# Task
Every line below is to be quoted exactly, with nothing added or dropped.
-- Material for the task start --
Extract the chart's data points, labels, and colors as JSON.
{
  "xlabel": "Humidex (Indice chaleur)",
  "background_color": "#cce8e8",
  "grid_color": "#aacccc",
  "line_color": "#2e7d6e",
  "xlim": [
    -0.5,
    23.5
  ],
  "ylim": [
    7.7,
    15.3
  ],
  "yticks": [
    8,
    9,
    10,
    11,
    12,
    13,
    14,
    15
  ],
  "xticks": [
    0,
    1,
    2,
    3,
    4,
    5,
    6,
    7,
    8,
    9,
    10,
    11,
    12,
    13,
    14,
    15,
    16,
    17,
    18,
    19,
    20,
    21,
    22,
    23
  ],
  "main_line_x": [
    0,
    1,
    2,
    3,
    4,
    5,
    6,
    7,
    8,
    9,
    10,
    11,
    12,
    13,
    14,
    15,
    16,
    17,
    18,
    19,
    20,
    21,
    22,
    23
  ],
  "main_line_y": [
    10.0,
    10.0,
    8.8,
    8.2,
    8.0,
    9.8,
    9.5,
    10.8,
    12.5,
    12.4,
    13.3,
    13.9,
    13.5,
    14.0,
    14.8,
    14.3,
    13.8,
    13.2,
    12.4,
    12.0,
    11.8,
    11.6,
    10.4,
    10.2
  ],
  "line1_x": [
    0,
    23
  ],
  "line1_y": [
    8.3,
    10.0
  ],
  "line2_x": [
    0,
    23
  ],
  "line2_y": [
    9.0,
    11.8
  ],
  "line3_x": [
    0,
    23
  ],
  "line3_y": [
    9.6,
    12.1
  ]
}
-- Material for the task end --
# Solution for this exercise
Extract the chart's data points, labels, and colors as JSON.
{
  "xlabel": "Humidex (Indice chaleur)",
  "background_color": "#cce8e8",
  "grid_color": "#aacccc",
  "line_color": "#2e7d6e",
  "xlim": [
    -0.5,
    23.5
  ],
  "ylim": [
    7.7,
    15.3
  ],
  "yticks": [
    8,
    9,
    10,
    11,
    12,
    13,
    14,
    15
  ],
  "xticks": [
    0,
    1,
    2,
    3,
    4,
    5,
    6,
    7,
    8,
    9,
    10,
    11,
    12,
    13,
    14,
    15,
    16,
    17,
    18,
    19,
    20,
    21,
    22,
    23
  ],
  "main_line_x": [
    0,
    1,
    2,
    3,
    4,
    5,
    6,
    7,
    8,
    9,
    10,
    11,
    12,
    13,
    14,
    15,
    16,
    17,
    18,
    19,
    20,
    21,
    22,
    23
  ],
  "main_line_y": [
    10.0,
    10.0,
    8.8,
    8.2,
    8.0,
    9.8,
    9.5,
    10.8,
    12.5,
    12.4,
    13.3,
    13.9,
    13.5,
    14.0,
    14.8,
    14.3,
    13.8,
    13.2,
    12.4,
    12.0,
    11.8,
    11.6,
    10.4,
    10.2
  ],
  "line1_x": [
    0,
    23
  ],
  "line1_y": [
    8.3,
    10.0
  ],
  "line2_x": [
    0,
    23
  ],
  "line2_y": [
    9.0,
    11.8
  ],
  "line3_x": [
    0,
    23
  ],
  "line3_y": [
    9.6,
    12.1
  ]
}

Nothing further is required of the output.